TASK DIRECTIONS
Copy out every line containing the word "انتقل".

DATA LISTING
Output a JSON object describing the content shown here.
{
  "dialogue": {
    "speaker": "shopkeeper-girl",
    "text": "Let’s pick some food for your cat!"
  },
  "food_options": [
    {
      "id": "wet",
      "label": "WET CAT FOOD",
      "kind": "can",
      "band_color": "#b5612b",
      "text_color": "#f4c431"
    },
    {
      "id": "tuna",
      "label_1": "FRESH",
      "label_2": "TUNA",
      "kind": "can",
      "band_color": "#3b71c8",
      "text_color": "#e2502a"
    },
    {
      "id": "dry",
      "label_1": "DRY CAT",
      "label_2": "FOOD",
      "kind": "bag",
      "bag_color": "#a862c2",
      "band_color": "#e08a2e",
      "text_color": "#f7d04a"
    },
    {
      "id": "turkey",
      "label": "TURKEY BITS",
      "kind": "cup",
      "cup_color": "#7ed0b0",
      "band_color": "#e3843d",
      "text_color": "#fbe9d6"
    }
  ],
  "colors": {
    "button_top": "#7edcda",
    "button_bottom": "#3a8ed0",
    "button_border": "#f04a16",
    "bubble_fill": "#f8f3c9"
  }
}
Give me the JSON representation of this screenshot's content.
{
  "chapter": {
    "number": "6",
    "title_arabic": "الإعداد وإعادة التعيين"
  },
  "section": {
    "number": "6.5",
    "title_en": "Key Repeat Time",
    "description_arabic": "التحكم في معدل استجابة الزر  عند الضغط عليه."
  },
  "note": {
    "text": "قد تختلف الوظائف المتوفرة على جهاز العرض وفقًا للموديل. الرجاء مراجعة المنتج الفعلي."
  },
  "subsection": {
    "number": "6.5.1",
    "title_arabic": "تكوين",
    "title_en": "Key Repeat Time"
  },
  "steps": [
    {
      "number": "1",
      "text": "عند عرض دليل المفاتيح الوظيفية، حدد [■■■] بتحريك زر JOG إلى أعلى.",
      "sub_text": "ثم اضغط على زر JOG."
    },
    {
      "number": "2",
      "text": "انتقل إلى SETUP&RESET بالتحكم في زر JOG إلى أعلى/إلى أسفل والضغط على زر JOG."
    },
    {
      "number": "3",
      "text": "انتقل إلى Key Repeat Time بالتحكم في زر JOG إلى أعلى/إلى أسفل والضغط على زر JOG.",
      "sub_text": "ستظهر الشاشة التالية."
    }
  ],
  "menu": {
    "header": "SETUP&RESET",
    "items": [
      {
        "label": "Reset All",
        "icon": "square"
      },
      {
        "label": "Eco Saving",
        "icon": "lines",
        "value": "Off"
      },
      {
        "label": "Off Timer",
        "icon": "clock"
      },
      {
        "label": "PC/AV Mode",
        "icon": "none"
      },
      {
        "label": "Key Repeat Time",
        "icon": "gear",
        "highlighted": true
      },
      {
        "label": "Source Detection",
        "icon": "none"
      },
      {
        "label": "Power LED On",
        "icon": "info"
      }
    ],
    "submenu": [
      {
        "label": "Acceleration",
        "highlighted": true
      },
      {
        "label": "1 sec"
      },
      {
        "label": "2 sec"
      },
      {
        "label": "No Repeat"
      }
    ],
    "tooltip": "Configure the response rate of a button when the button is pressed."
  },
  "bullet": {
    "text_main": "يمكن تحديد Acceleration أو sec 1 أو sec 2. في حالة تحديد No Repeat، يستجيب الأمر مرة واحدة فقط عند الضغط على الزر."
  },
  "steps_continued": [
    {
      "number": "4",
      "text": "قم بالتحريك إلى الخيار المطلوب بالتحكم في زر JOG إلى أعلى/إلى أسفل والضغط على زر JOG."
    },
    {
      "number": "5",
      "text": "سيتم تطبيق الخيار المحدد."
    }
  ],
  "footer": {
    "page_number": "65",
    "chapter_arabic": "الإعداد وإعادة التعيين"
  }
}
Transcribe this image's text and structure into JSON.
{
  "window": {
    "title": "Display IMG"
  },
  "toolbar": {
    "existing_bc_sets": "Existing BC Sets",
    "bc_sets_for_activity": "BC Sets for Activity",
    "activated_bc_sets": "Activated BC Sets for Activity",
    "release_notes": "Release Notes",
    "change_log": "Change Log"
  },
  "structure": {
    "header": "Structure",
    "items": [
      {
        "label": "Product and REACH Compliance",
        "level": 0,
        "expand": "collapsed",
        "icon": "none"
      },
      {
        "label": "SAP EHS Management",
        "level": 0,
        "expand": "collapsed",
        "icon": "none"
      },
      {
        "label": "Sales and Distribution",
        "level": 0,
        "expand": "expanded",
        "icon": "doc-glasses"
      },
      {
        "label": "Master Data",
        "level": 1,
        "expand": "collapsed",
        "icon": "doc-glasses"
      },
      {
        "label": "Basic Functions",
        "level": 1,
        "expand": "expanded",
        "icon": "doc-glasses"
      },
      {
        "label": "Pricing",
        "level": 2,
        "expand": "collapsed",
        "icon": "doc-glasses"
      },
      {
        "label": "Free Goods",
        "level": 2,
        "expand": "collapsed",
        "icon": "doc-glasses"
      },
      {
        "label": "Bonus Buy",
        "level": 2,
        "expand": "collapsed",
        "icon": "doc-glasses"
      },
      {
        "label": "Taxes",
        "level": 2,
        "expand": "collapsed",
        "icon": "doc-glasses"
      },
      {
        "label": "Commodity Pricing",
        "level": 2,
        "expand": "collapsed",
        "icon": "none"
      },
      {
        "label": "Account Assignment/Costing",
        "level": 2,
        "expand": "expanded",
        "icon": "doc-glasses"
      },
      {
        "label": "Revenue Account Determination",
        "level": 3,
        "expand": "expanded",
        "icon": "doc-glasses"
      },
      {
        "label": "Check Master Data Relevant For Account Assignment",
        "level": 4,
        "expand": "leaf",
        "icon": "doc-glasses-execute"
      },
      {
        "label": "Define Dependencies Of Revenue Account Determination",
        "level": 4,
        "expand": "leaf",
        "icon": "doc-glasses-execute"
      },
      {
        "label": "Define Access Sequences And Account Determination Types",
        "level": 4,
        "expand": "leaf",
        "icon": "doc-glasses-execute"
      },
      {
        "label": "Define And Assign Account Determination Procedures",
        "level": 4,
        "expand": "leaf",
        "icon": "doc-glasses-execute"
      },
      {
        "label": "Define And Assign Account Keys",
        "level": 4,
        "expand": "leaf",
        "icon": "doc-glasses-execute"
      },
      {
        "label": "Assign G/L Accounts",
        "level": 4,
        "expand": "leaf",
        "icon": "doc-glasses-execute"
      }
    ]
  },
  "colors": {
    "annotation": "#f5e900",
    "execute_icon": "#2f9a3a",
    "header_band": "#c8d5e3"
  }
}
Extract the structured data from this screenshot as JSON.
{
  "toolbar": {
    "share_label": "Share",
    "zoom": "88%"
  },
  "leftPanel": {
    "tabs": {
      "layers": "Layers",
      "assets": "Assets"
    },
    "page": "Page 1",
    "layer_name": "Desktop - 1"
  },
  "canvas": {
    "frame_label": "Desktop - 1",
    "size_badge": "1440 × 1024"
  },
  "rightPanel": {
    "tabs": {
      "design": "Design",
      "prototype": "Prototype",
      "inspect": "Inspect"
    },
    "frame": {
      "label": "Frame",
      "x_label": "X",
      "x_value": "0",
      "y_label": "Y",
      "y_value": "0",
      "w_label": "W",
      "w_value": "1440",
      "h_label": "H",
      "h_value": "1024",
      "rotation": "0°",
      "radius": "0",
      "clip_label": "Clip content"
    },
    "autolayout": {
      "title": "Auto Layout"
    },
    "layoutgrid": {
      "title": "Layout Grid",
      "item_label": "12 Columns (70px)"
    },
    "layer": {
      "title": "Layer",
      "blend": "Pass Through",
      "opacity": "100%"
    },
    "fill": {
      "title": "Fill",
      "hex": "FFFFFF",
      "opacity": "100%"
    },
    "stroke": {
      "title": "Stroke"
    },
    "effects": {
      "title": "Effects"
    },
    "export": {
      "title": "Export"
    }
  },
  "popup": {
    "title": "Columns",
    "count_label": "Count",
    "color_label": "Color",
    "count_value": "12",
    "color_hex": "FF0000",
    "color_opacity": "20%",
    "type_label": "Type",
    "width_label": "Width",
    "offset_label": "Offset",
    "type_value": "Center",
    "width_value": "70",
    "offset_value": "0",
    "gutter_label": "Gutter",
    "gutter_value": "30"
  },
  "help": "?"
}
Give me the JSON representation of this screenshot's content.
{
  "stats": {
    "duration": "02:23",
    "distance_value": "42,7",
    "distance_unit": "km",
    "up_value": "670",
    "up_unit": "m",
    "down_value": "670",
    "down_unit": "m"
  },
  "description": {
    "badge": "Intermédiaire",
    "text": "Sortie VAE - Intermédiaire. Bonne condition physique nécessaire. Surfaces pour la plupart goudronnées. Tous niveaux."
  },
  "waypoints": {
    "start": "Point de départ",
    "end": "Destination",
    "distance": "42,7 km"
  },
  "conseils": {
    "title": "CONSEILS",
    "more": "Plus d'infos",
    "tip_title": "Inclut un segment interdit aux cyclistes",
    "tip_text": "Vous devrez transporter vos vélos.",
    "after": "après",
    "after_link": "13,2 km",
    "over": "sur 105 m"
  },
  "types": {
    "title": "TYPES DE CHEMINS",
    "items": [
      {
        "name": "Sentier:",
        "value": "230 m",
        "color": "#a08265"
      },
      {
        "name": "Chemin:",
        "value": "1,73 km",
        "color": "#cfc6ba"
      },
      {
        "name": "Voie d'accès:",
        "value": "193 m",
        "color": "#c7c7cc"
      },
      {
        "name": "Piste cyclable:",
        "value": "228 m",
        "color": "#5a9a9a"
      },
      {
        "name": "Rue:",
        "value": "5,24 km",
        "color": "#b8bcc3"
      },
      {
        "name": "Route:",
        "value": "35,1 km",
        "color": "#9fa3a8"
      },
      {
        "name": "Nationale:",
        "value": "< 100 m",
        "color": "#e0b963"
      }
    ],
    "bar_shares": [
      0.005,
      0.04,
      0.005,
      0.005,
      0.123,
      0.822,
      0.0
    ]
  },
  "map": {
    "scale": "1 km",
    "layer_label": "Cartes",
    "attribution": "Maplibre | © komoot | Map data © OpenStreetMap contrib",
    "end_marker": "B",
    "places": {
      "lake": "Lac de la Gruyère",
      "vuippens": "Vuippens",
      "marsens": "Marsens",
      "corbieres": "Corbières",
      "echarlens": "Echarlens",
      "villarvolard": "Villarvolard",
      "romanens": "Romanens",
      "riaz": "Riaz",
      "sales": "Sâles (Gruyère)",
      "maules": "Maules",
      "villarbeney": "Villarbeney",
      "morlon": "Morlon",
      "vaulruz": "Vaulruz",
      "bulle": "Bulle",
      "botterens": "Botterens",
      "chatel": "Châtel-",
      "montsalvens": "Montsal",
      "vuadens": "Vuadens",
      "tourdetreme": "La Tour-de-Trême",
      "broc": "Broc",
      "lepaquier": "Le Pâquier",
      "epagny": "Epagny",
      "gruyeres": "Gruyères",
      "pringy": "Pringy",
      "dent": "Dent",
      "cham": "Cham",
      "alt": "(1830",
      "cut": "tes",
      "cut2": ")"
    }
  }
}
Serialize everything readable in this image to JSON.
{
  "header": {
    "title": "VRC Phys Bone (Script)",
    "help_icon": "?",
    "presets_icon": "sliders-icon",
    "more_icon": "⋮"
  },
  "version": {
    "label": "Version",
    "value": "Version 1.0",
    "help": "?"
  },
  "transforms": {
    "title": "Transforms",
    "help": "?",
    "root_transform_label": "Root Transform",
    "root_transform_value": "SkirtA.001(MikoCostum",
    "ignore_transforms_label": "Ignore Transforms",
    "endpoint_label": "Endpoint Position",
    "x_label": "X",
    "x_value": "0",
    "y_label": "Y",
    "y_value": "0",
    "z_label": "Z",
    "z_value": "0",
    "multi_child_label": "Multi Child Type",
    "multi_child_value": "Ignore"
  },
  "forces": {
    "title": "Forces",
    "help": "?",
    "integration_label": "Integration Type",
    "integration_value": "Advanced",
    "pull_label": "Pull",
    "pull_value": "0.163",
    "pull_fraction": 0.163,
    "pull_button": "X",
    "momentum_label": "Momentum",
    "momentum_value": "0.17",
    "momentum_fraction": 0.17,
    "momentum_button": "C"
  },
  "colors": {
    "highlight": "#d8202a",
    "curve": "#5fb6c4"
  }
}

PROBLEM SOLUTION
      "text": "انتقل إلى SETUP&RESET بالتحكم في زر JOG إلى أعلى/إلى أسفل والضغط على زر JOG."
      "text": "انتقل إلى Key Repeat Time بالتحكم في زر JOG إلى أعلى/إلى أسفل والضغط على زر JOG.",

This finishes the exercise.